• What is being asked
Within the records below, find each line that holds the string "Black", then copy it.

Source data
%%

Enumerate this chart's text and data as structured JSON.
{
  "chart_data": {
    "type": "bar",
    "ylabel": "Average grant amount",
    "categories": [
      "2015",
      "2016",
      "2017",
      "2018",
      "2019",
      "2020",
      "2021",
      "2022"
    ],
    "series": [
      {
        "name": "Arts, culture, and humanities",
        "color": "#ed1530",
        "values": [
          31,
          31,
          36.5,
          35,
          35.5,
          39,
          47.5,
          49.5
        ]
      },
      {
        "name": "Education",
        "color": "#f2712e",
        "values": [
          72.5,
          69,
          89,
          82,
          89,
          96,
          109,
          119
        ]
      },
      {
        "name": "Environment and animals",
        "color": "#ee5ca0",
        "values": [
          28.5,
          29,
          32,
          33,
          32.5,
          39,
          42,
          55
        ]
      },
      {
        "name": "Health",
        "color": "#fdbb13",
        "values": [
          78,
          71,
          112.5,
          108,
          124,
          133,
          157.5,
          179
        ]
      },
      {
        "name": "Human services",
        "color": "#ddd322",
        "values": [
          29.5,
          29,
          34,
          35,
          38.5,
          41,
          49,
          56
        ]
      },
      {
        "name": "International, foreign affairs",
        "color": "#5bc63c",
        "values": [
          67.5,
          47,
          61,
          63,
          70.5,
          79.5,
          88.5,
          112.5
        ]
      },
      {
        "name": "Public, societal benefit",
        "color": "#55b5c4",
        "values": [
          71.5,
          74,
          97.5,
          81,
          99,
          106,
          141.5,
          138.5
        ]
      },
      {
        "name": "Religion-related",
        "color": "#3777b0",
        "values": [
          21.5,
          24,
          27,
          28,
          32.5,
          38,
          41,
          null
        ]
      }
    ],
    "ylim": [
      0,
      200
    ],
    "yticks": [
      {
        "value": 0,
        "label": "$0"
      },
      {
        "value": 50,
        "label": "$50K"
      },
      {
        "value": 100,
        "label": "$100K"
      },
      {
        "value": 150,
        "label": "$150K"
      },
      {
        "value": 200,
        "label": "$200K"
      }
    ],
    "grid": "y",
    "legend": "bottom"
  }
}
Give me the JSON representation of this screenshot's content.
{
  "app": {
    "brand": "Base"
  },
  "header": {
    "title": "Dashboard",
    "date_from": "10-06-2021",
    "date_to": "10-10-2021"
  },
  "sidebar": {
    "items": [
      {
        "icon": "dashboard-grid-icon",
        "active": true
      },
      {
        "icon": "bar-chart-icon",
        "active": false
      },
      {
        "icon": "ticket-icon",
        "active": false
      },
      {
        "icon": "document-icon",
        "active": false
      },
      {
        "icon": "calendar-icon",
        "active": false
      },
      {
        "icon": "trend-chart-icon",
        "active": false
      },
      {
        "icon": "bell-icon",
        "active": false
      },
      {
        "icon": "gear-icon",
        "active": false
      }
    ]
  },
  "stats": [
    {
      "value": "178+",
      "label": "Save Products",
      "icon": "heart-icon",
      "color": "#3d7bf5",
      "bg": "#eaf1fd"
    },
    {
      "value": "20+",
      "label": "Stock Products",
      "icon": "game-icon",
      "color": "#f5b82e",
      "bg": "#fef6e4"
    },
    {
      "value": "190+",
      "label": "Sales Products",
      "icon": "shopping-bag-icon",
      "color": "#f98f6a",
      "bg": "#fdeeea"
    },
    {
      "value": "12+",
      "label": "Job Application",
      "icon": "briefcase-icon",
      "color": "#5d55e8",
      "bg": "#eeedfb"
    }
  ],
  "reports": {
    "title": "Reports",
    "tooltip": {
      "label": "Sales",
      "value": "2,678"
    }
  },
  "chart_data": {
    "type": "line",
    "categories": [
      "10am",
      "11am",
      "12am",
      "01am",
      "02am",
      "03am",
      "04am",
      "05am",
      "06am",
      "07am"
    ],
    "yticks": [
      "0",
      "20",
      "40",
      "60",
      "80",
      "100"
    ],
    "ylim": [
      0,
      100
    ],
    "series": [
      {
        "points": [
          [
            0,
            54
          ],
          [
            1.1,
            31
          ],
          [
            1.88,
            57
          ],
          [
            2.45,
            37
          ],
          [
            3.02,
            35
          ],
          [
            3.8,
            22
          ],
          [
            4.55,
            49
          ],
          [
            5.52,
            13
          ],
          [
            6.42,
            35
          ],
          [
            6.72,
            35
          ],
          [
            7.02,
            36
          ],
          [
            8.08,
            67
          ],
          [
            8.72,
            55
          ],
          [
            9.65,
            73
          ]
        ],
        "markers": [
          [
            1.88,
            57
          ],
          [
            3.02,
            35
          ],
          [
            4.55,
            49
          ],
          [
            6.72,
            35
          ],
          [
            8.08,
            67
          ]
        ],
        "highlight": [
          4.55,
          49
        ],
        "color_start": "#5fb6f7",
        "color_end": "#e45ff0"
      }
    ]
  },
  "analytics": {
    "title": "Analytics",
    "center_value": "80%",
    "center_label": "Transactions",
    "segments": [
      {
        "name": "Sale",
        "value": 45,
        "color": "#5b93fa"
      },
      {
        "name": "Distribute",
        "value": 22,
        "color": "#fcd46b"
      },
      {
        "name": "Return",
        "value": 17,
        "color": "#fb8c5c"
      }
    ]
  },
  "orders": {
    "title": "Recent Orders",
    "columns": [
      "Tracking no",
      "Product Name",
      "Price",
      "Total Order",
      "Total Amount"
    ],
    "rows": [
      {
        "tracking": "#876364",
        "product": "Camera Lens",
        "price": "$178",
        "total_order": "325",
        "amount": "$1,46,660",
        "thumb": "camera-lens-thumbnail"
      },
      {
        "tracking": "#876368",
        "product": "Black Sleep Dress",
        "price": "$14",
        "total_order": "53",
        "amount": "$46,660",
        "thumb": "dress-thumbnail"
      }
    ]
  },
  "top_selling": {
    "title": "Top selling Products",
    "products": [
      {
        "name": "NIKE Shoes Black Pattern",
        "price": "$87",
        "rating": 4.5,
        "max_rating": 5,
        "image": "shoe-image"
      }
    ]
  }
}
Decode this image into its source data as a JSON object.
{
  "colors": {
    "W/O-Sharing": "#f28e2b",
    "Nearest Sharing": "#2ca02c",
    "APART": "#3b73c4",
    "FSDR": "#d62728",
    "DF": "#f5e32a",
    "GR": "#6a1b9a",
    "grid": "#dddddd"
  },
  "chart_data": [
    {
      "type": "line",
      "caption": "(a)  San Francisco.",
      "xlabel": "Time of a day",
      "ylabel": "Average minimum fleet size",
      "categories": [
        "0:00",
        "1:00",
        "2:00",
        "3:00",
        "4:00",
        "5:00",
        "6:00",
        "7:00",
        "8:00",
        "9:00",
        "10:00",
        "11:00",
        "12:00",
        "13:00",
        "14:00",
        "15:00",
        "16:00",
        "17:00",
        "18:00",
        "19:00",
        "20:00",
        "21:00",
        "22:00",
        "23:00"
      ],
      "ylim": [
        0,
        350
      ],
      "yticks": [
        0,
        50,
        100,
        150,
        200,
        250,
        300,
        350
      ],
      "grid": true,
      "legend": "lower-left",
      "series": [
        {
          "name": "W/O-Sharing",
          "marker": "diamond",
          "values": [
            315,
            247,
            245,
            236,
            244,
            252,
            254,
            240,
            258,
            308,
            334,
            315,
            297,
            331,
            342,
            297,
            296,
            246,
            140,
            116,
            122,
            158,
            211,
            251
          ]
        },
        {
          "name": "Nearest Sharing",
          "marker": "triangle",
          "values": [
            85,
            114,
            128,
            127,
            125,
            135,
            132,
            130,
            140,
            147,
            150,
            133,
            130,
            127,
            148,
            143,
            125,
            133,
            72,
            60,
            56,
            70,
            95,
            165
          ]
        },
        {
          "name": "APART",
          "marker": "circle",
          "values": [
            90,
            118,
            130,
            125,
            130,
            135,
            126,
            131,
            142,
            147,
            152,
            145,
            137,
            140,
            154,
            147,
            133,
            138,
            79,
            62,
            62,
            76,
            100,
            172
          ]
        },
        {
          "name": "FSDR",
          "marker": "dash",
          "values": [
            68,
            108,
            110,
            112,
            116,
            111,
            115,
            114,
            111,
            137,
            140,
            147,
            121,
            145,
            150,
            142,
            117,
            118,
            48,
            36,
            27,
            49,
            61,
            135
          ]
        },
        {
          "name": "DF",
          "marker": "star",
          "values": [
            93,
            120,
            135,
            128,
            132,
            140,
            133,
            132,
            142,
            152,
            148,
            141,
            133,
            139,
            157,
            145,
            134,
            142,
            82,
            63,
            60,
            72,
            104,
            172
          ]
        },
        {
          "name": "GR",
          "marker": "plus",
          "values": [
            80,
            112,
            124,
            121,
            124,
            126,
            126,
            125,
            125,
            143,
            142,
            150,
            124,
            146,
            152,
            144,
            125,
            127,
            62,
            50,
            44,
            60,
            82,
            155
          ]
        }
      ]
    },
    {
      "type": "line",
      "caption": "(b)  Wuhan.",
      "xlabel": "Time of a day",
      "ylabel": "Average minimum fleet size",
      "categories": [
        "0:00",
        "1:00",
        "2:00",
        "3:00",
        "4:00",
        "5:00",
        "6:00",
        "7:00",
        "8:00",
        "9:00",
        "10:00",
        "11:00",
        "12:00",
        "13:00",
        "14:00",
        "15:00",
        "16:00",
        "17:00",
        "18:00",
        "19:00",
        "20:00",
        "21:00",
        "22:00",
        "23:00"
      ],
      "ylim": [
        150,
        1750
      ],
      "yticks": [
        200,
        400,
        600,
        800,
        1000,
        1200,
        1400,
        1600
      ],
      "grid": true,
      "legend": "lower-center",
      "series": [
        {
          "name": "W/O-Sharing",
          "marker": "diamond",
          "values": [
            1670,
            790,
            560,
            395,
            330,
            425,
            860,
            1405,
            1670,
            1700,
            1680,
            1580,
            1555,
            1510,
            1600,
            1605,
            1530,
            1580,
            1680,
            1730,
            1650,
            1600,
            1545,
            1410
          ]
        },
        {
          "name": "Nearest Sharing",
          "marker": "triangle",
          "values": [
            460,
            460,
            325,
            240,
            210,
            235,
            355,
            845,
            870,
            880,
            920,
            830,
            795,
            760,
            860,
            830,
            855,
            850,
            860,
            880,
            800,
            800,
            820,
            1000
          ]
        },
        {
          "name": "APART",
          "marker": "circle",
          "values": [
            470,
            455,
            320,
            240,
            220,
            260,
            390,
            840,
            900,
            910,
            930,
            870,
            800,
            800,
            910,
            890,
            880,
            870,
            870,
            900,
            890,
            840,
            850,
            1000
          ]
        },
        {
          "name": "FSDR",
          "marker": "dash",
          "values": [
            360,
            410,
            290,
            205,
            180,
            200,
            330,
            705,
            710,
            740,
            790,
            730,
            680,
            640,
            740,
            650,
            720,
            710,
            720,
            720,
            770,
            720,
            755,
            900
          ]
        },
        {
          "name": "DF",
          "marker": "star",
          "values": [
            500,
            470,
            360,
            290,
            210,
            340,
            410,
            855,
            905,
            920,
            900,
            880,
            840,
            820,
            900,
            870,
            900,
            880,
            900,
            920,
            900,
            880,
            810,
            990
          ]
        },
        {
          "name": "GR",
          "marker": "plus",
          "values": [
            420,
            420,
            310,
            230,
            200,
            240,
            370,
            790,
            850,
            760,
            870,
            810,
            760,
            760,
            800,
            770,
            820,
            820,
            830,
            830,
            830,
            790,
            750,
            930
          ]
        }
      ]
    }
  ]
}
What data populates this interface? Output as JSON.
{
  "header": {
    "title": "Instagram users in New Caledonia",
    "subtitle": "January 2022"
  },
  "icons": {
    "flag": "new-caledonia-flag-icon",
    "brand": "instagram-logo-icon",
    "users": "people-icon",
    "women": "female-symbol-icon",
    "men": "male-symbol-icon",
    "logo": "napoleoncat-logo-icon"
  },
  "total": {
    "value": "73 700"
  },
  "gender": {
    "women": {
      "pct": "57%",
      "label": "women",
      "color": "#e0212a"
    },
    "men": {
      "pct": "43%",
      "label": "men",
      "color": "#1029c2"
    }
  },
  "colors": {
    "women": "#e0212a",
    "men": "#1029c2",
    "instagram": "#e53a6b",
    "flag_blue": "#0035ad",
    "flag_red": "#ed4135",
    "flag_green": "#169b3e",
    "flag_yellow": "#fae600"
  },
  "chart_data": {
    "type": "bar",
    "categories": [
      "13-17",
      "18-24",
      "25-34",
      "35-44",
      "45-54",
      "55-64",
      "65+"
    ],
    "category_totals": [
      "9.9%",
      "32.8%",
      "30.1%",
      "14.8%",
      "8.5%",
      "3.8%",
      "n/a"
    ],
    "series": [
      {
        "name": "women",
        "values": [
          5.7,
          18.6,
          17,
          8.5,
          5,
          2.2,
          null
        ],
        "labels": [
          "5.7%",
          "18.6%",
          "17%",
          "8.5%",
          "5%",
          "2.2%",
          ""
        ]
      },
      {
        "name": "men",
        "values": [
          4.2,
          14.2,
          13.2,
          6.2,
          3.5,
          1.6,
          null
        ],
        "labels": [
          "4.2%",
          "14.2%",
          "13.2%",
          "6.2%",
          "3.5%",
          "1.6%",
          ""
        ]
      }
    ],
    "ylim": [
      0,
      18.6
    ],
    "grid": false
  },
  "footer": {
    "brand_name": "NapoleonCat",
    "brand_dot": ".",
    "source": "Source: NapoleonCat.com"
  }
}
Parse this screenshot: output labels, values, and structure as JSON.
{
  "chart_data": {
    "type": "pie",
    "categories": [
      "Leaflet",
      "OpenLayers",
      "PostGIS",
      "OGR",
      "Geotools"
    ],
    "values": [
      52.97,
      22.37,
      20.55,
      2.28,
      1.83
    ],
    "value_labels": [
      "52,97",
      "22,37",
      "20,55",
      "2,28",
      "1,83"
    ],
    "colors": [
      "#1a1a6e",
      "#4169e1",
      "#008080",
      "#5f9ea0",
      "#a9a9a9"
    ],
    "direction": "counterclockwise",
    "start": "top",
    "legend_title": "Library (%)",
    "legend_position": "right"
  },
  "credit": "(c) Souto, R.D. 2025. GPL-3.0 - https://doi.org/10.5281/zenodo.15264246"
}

%%

• The answer
        "product": "Black Sleep Dress",
        "name": "NIKE Shoes Black Pattern",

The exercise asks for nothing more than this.